- **What you have to do**:
Could you transcribe the material below exactly, without leaving out a single line?

- **Information given**:
-- Begin --

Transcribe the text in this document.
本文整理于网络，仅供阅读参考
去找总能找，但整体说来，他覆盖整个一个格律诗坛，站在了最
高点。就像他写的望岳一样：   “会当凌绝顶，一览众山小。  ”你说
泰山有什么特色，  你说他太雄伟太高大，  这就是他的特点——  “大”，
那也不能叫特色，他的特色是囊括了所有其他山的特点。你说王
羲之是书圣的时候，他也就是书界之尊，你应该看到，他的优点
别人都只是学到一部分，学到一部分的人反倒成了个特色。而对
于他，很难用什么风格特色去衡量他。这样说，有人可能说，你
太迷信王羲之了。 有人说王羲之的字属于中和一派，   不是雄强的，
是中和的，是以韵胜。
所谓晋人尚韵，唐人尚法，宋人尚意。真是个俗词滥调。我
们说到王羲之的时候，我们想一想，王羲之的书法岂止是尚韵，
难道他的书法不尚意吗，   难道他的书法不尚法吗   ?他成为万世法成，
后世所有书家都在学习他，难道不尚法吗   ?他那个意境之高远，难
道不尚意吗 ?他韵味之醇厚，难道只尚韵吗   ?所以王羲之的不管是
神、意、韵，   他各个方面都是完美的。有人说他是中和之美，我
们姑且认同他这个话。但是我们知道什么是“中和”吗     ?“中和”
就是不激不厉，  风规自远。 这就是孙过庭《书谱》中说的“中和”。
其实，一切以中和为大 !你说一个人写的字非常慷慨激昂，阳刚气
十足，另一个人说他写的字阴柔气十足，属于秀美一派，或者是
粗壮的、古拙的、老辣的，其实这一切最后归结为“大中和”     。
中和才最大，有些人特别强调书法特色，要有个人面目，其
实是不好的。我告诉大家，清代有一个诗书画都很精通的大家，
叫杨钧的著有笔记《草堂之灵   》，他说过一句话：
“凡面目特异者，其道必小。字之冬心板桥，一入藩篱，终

-- End --

- **Solved exercise**:
Transcribe the text in this document.
本文整理于网络，仅供阅读参考
去找总能找，但整体说来，他覆盖整个一个格律诗坛，站在了最
高点。就像他写的望岳一样：   “会当凌绝顶，一览众山小。  ”你说
泰山有什么特色，  你说他太雄伟太高大，  这就是他的特点——  “大”，
那也不能叫特色，他的特色是囊括了所有其他山的特点。你说王
羲之是书圣的时候，他也就是书界之尊，你应该看到，他的优点
别人都只是学到一部分，学到一部分的人反倒成了个特色。而对
于他，很难用什么风格特色去衡量他。这样说，有人可能说，你
太迷信王羲之了。 有人说王羲之的字属于中和一派，   不是雄强的，
是中和的，是以韵胜。
所谓晋人尚韵，唐人尚法，宋人尚意。真是个俗词滥调。我
们说到王羲之的时候，我们想一想，王羲之的书法岂止是尚韵，
难道他的书法不尚意吗，   难道他的书法不尚法吗   ?他成为万世法成，
后世所有书家都在学习他，难道不尚法吗   ?他那个意境之高远，难
道不尚意吗 ?他韵味之醇厚，难道只尚韵吗   ?所以王羲之的不管是
神、意、韵，   他各个方面都是完美的。有人说他是中和之美，我
们姑且认同他这个话。但是我们知道什么是“中和”吗     ?“中和”
就是不激不厉，  风规自远。 这就是孙过庭《书谱》中说的“中和”。
其实，一切以中和为大 !你说一个人写的字非常慷慨激昂，阳刚气
十足，另一个人说他写的字阴柔气十足，属于秀美一派，或者是
粗壮的、古拙的、老辣的，其实这一切最后归结为“大中和”     。
中和才最大，有些人特别强调书法特色，要有个人面目，其
实是不好的。我告诉大家，清代有一个诗书画都很精通的大家，
叫杨钧的著有笔记《草堂之灵   》，他说过一句话：
“凡面目特异者，其道必小。字之冬心板桥，一入藩篱，终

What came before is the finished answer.